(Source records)
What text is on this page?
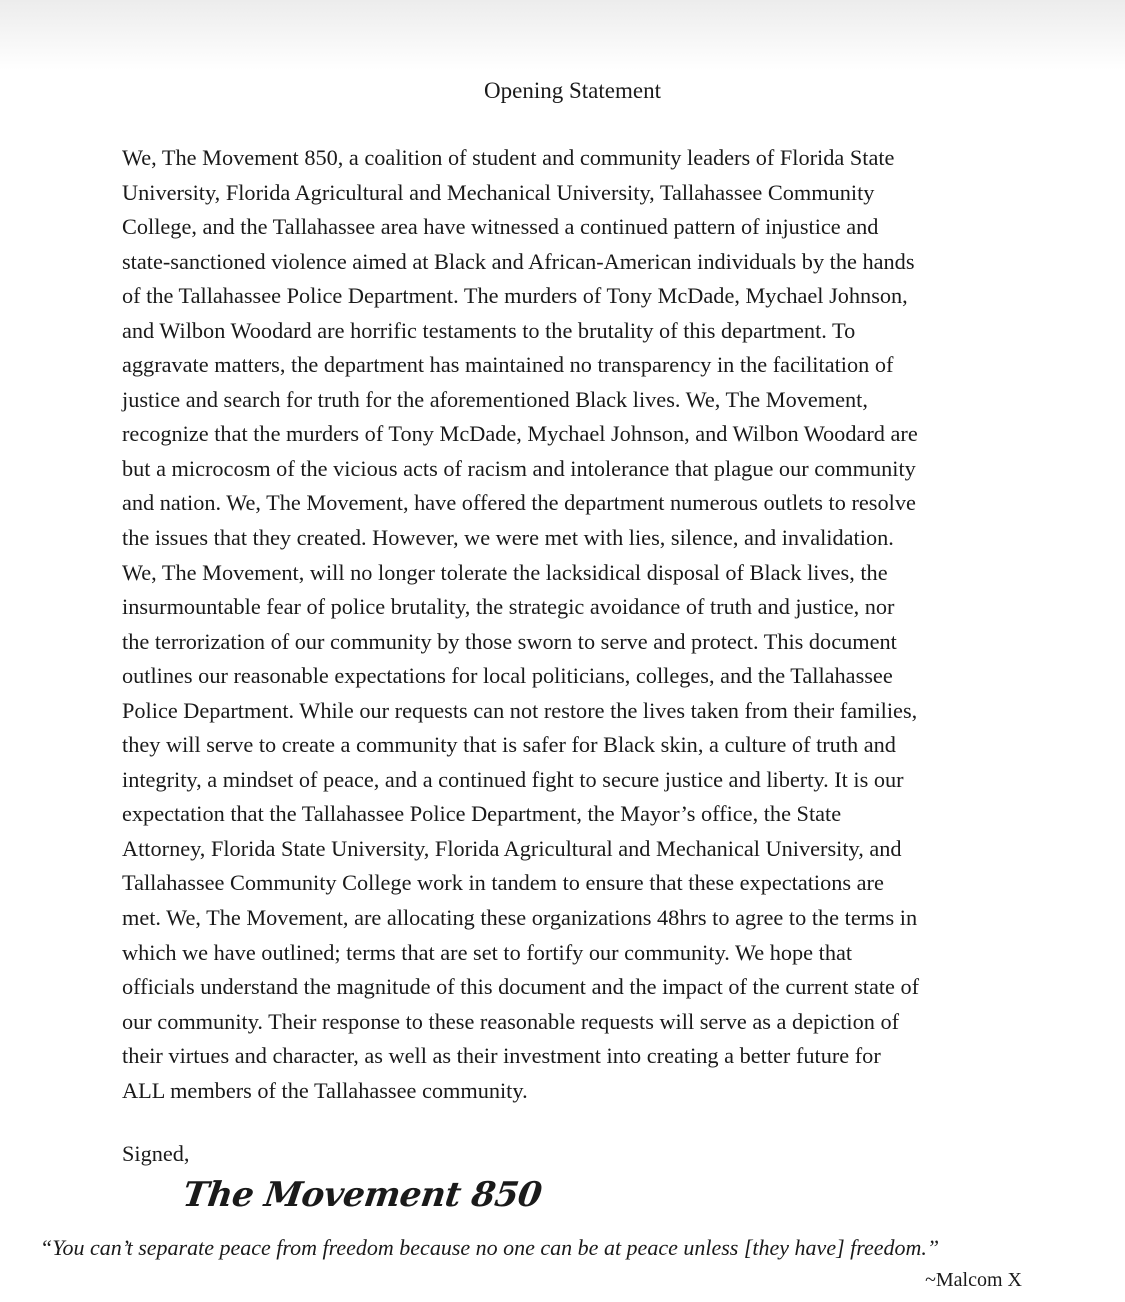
Opening Statement
We, The Movement 850, a coalition of student and community leaders of Florida State
University, Florida Agricultural and Mechanical University, Tallahassee Community
College, and the Tallahassee area have witnessed a continued pattern of injustice and
state-sanctioned violence aimed at Black and African-American individuals by the hands
of the Tallahassee Police Department. The murders of Tony McDade, Mychael Johnson,
and Wilbon Woodard are horrific testaments to the brutality of this department. To
aggravate matters, the department has maintained no transparency in the facilitation of
justice and search for truth for the aforementioned Black lives. We, The Movement,
recognize that the murders of Tony McDade, Mychael Johnson, and Wilbon Woodard are
but a microcosm of the vicious acts of racism and intolerance that plague our community
and nation. We, The Movement, have offered the department numerous outlets to resolve
the issues that they created. However, we were met with lies, silence, and invalidation.
We, The Movement, will no longer tolerate the lacksidical disposal of Black lives, the
insurmountable fear of police brutality, the strategic avoidance of truth and justice, nor
the terrorization of our community by those sworn to serve and protect. This document
outlines our reasonable expectations for local politicians, colleges, and the Tallahassee
Police Department. While our requests can not restore the lives taken from their families,
they will serve to create a community that is safer for Black skin, a culture of truth and
integrity, a mindset of peace, and a continued fight to secure justice and liberty. It is our
expectation that the Tallahassee Police Department, the Mayor’s office, the State
Attorney, Florida State University, Florida Agricultural and Mechanical University, and
Tallahassee Community College work in tandem to ensure that these expectations are
met. We, The Movement, are allocating these organizations 48hrs to agree to the terms in
which we have outlined; terms that are set to fortify our community. We hope that
officials understand the magnitude of this document and the impact of the current state of
our community. Their response to these reasonable requests will serve as a depiction of
their virtues and character, as well as their investment into creating a better future for
ALL members of the Tallahassee community.
Signed,
The Movement 850
“You can’t separate peace from freedom because no one can be at peace unless [they have] freedom.”
~Malcom X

Exercise requirements: Determine how many lines include the word "McDade" and report that number by itself.

Complete response: 2